* **EXERCISE**: All records are to be retyped faithfully and completely.

# DATASET RECORDS start

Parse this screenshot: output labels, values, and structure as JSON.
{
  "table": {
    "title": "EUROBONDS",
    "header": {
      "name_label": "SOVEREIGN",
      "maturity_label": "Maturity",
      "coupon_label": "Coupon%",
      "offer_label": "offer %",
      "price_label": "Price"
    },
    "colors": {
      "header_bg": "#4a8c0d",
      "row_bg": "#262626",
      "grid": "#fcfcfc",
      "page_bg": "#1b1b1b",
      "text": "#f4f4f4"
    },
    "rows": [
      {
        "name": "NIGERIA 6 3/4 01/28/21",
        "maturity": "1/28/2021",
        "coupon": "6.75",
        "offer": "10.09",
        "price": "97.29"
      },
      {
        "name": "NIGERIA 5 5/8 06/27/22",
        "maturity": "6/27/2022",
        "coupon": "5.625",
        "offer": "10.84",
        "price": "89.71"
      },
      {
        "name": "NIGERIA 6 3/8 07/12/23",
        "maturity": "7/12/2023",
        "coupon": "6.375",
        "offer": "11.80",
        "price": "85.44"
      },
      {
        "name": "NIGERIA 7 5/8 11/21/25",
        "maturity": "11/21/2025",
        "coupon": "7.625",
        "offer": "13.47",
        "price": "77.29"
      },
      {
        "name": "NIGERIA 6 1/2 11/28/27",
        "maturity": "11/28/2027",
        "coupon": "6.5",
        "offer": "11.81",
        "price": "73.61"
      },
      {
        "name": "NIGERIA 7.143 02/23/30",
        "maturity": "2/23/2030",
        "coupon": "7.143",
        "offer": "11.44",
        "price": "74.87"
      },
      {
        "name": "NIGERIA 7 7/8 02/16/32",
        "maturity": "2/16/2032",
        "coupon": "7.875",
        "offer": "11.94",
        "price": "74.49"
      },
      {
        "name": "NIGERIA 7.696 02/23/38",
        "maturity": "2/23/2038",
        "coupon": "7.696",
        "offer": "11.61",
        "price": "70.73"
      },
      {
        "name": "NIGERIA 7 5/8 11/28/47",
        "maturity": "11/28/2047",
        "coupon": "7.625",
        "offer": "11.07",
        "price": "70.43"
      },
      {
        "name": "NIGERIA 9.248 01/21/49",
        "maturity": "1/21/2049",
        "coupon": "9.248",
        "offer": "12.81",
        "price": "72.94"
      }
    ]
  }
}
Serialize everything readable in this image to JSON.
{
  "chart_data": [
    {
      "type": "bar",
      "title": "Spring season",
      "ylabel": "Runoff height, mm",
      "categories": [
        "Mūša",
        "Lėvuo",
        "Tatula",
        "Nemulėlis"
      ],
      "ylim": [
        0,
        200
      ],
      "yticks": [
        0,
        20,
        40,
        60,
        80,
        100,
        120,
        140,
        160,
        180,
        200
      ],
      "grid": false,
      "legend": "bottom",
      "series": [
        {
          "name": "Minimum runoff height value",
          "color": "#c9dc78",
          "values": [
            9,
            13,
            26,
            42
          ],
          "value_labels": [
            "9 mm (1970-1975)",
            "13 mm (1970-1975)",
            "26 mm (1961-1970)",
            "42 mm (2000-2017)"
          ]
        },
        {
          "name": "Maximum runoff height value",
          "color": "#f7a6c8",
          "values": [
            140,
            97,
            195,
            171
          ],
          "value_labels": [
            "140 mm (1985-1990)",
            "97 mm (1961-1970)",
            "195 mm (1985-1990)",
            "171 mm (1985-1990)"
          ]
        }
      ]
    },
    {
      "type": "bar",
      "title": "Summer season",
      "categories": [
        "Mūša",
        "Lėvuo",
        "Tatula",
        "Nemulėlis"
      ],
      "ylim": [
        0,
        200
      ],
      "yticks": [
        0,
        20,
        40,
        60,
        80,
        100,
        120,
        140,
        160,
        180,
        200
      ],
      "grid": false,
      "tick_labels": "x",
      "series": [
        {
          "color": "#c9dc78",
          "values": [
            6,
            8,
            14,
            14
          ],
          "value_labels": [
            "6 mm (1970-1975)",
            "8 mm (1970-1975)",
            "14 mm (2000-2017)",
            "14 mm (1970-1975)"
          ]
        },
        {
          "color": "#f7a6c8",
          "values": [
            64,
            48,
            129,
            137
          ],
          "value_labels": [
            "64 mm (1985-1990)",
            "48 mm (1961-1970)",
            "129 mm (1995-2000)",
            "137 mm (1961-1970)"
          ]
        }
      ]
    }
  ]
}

# DATASET RECORDS end

* **FULL RESPONSE**:
Parse this screenshot: output labels, values, and structure as JSON.
{
  "table": {
    "title": "EUROBONDS",
    "header": {
      "name_label": "SOVEREIGN",
      "maturity_label": "Maturity",
      "coupon_label": "Coupon%",
      "offer_label": "offer %",
      "price_label": "Price"
    },
    "colors": {
      "header_bg": "#4a8c0d",
      "row_bg": "#262626",
      "grid": "#fcfcfc",
      "page_bg": "#1b1b1b",
      "text": "#f4f4f4"
    },
    "rows": [
      {
        "name": "NIGERIA 6 3/4 01/28/21",
        "maturity": "1/28/2021",
        "coupon": "6.75",
        "offer": "10.09",
        "price": "97.29"
      },
      {
        "name": "NIGERIA 5 5/8 06/27/22",
        "maturity": "6/27/2022",
        "coupon": "5.625",
        "offer": "10.84",
        "price": "89.71"
      },
      {
        "name": "NIGERIA 6 3/8 07/12/23",
        "maturity": "7/12/2023",
        "coupon": "6.375",
        "offer": "11.80",
        "price": "85.44"
      },
      {
        "name": "NIGERIA 7 5/8 11/21/25",
        "maturity": "11/21/2025",
        "coupon": "7.625",
        "offer": "13.47",
        "price": "77.29"
      },
      {
        "name": "NIGERIA 6 1/2 11/28/27",
        "maturity": "11/28/2027",
        "coupon": "6.5",
        "offer": "11.81",
        "price": "73.61"
      },
      {
        "name": "NIGERIA 7.143 02/23/30",
        "maturity": "2/23/2030",
        "coupon": "7.143",
        "offer": "11.44",
        "price": "74.87"
      },
      {
        "name": "NIGERIA 7 7/8 02/16/32",
        "maturity": "2/16/2032",
        "coupon": "7.875",
        "offer": "11.94",
        "price": "74.49"
      },
      {
        "name": "NIGERIA 7.696 02/23/38",
        "maturity": "2/23/2038",
        "coupon": "7.696",
        "offer": "11.61",
        "price": "70.73"
      },
      {
        "name": "NIGERIA 7 5/8 11/28/47",
        "maturity": "11/28/2047",
        "coupon": "7.625",
        "offer": "11.07",
        "price": "70.43"
      },
      {
        "name": "NIGERIA 9.248 01/21/49",
        "maturity": "1/21/2049",
        "coupon": "9.248",
        "offer": "12.81",
        "price": "72.94"
      }
    ]
  }
}
Serialize everything readable in this image to JSON.
{
  "chart_data": [
    {
      "type": "bar",
      "title": "Spring season",
      "ylabel": "Runoff height, mm",
      "categories": [
        "Mūša",
        "Lėvuo",
        "Tatula",
        "Nemulėlis"
      ],
      "ylim": [
        0,
        200
      ],
      "yticks": [
        0,
        20,
        40,
        60,
        80,
        100,
        120,
        140,
        160,
        180,
        200
      ],
      "grid": false,
      "legend": "bottom",
      "series": [
        {
          "name": "Minimum runoff height value",
          "color": "#c9dc78",
          "values": [
            9,
            13,
            26,
            42
          ],
          "value_labels": [
            "9 mm (1970-1975)",
            "13 mm (1970-1975)",
            "26 mm (1961-1970)",
            "42 mm (2000-2017)"
          ]
        },
        {
          "name": "Maximum runoff height value",
          "color": "#f7a6c8",
          "values": [
            140,
            97,
            195,
            171
          ],
          "value_labels": [
            "140 mm (1985-1990)",
            "97 mm (1961-1970)",
            "195 mm (1985-1990)",
            "171 mm (1985-1990)"
          ]
        }
      ]
    },
    {
      "type": "bar",
      "title": "Summer season",
      "categories": [
        "Mūša",
        "Lėvuo",
        "Tatula",
        "Nemulėlis"
      ],
      "ylim": [
        0,
        200
      ],
      "yticks": [
        0,
        20,
        40,
        60,
        80,
        100,
        120,
        140,
        160,
        180,
        200
      ],
      "grid": false,
      "tick_labels": "x",
      "series": [
        {
          "color": "#c9dc78",
          "values": [
            6,
            8,
            14,
            14
          ],
          "value_labels": [
            "6 mm (1970-1975)",
            "8 mm (1970-1975)",
            "14 mm (2000-2017)",
            "14 mm (1970-1975)"
          ]
        },
        {
          "color": "#f7a6c8",
          "values": [
            64,
            48,
            129,
            137
          ],
          "value_labels": [
            "64 mm (1985-1990)",
            "48 mm (1961-1970)",
            "129 mm (1995-2000)",
            "137 mm (1961-1970)"
          ]
        }
      ]
    }
  ]
}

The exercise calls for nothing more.